Margaret McKelvey (PRM):  “He was tenacious in his views and committed to multilateralism.”

Jan de Wilde (International Organization for Migration):  “Gene was a rare combination of the good and the practical.  Trust found an easy home in him.  His Christian faith was a quiet but driving force in his charitable works, at least as far as I could tell.”

Former U.S.  Secretary of State Condoleezza Rice reflected how Gene was devoted to a life of public service.  She called out his “belief that the world’s most difficult challenges require multilateral cooperation.  You represent the highest ideals of public service.”

Dr. Michel Gabaudan worked with Gene at UNHCR in Geneva.  He remembers Gene as “always extremely courteous and looking at how to solve problems, Gene always saw the individuals, and their suffering, behind the policies, or institutional politics that guided them, carried out by our offices. And he always calmly analyzed the broader context in which we operated, which he understood with discerning subtlety. Some 20 years later, when we met regularly during my stints in DC, Gene remained the same concerned, amiable and well informed person we had always known. A true humanitarian gentleman.”

Strategic Partnerships with International Organizations

From long and hard experience, Gene learned that the U.S. Government’s humanitarian efforts were most effective when conducted in partnership with established international organizations. He cultivated long and deep operational relationships with UNHCR and the International Organization for Migration.

In January 2002, Gene was appointed Assistant Secretary of State for Population, Refugees, and Migration where he oversaw a humanitarian budget of over $700 million a year in refugee assistance that flowed through NGOs and international organizations.

Kelly Clements (UNHCR):  “We worked most closely together when he was Assistant Secretary of State for the Bureau of Population, Refugees, and Migration from 2002 to 2005 and I was Deputy Director of Policy and Resource Planning.  He argued forcefully for the U.S. to address significant humanitarian need from increased displacement in multiple parts of the world, including importantly in and around Afghanistan with senior department, White House, and Congressional leadership.  I remember in particular his first budget defense in front of then Deputy Secretary Robert Zoellick – neither were shrinking violets and it made a lasting impression on me at a young age. He carried the day and our robust budget request proceeded to the White House.”

• _Apply what you read_:
1) Answer these questions from the tribute to Gene:
(a) At which organization and city did Dr. Michel Gabaudan work with Gene?
(b) In what month and year was Gene appointed Assistant Secretary of State for Population, Refugees, and Migration?
(c) Who was Deputy Secretary when Gene made his first budget defense?
2) Can you rewrite the paragraph in the tribute to Gene that begins "From long and hard experience" as one shorter sentence that keeps its main facts?
3) Continue the tribute to Gene from where it stops.

Dataset entries:

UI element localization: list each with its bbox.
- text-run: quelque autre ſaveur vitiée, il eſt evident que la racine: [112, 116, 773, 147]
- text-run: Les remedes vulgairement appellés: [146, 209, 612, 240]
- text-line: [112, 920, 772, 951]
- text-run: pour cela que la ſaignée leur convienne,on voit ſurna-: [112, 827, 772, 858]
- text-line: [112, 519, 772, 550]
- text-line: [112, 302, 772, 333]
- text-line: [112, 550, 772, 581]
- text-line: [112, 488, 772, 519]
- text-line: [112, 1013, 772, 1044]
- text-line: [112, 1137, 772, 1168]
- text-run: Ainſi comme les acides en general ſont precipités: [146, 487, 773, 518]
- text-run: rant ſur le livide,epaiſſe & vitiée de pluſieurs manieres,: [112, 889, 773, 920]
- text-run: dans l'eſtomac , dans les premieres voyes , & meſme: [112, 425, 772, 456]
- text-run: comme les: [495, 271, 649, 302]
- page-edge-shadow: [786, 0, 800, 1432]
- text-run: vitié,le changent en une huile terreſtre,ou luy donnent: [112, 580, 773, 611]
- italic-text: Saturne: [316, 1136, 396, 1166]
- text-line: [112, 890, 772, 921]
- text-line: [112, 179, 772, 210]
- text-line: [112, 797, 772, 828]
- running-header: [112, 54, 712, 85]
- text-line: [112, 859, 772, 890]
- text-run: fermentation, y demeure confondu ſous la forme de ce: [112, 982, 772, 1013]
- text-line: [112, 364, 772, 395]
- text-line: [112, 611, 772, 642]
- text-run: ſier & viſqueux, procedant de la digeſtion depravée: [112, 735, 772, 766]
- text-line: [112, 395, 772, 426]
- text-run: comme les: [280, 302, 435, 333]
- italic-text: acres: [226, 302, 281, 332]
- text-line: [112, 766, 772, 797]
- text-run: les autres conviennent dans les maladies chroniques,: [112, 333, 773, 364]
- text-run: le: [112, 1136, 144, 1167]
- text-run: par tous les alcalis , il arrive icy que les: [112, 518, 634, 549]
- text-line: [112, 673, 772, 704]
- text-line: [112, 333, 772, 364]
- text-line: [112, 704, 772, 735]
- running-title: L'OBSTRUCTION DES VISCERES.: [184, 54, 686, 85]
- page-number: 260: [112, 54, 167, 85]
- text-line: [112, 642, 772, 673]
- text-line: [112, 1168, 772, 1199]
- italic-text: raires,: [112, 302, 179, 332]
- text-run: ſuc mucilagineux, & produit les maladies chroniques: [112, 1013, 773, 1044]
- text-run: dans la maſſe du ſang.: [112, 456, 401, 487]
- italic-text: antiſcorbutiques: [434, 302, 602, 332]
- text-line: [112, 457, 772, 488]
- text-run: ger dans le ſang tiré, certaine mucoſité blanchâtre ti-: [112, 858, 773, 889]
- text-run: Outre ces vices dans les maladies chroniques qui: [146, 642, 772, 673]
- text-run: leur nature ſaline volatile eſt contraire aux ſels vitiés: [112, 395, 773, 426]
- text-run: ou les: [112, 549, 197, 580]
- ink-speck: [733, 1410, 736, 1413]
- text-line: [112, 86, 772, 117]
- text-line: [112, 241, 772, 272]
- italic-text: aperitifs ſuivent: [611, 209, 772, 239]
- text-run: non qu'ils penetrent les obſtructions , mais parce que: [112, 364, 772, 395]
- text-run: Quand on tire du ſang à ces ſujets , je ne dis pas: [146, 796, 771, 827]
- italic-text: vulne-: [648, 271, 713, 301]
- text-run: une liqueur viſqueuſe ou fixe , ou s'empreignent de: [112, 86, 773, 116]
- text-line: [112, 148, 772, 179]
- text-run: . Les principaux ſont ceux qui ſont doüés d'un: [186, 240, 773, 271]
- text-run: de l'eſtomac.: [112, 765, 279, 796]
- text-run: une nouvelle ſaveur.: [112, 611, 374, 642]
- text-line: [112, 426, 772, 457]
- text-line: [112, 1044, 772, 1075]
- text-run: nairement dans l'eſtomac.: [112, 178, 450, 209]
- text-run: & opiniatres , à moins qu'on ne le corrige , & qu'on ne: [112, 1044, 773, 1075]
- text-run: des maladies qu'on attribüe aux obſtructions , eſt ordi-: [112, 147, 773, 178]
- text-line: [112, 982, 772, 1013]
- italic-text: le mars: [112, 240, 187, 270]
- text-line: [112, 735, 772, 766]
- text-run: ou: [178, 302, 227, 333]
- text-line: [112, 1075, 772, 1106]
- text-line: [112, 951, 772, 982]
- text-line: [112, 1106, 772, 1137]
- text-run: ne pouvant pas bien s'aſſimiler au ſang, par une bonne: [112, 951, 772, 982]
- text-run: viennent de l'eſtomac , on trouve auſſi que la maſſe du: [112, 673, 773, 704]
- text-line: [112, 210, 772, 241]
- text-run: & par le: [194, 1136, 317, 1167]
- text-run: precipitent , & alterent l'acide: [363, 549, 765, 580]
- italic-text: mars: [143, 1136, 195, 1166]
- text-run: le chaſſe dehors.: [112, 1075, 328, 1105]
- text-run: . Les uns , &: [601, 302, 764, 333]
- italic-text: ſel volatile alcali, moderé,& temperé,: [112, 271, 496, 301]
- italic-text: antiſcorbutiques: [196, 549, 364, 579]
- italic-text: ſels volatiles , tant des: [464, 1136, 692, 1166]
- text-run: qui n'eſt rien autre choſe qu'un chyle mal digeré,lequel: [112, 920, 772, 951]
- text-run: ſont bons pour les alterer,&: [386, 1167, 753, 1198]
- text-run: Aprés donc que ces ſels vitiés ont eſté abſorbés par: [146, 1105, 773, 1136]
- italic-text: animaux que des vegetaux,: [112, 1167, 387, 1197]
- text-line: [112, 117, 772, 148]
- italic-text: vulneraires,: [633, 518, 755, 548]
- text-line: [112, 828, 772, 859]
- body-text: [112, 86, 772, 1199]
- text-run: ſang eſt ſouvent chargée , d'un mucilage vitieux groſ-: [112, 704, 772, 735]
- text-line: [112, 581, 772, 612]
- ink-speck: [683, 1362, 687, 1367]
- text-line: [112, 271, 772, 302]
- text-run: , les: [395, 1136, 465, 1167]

• _Results by task_:
1)
(a) UNHCR in Geneva
(b) January 2002
(c) Robert Zoellick

2) Experience taught Gene that U.S. humanitarian efforts worked best in partnership with established international organizations, so he built long, deep operational ties with UNHCR and the International Organization for Migration.

3)
IV. Charitable Initiatives and Enduring Legacy

Gene co-founded the nonprofit, USA for UNHCR, establishing an enduring bridge between American compassion and global refugee protection. His role as Director Emeritus of USA for IOM further amplified his influence on international migration policy.  In 2018, USA for UNHCR, established “the Gene Dewey Refugee Award” in his honor, recognizing individuals who demonstrate visionary leadership and extraordinary dedication to helping forcibly displaced people.   The award’s criteria, courage, selflessness, sacrifice, and humility, mirror Gene’s values.   Recipients include refugee-led organizations in Uganda to the Eleon Foundation providing therapy for Ukrainian refugee children in Poland.

Jeff Meer (US Association for UNHCR):  “Gene was one of the first people I met who could move smoothly between public and private service.  I learned so much in watching him do that.”

Kelly Clements (UNHCR)  “While there are many Gene stories, the other piece of lasting advice I remember from our PRM days together is something often repeated now, with due credit to Gene.:  ‘there are no lessons learned, only lessons identified.’  We can all take that to heart.”

Eric Schwartz (State) remembers Gene as:  “a true humanitarian who was prepared to speak and lend his expertise without concern about which political party was in the White House. He will truly be missed. May his memory be a blessing.”

Encouragement of Others

Gene’s legacy lives on through the institutions he helped build and the countless lives transformed by his dedication. The award bearing his name continues to inspire new generations of humanitarian leaders, ensuring that his vision for a more compassionate world endures.

Betsy Lippman (State):    “Gene showed me the ropes.  How he used his discerning intelligence, diplomatic skills and knowledge were incredible to watch and learn from.  His passion and caring for the forcibly displaced was so clear and his drive to change their lives for the better and help them find solutions was always at work.”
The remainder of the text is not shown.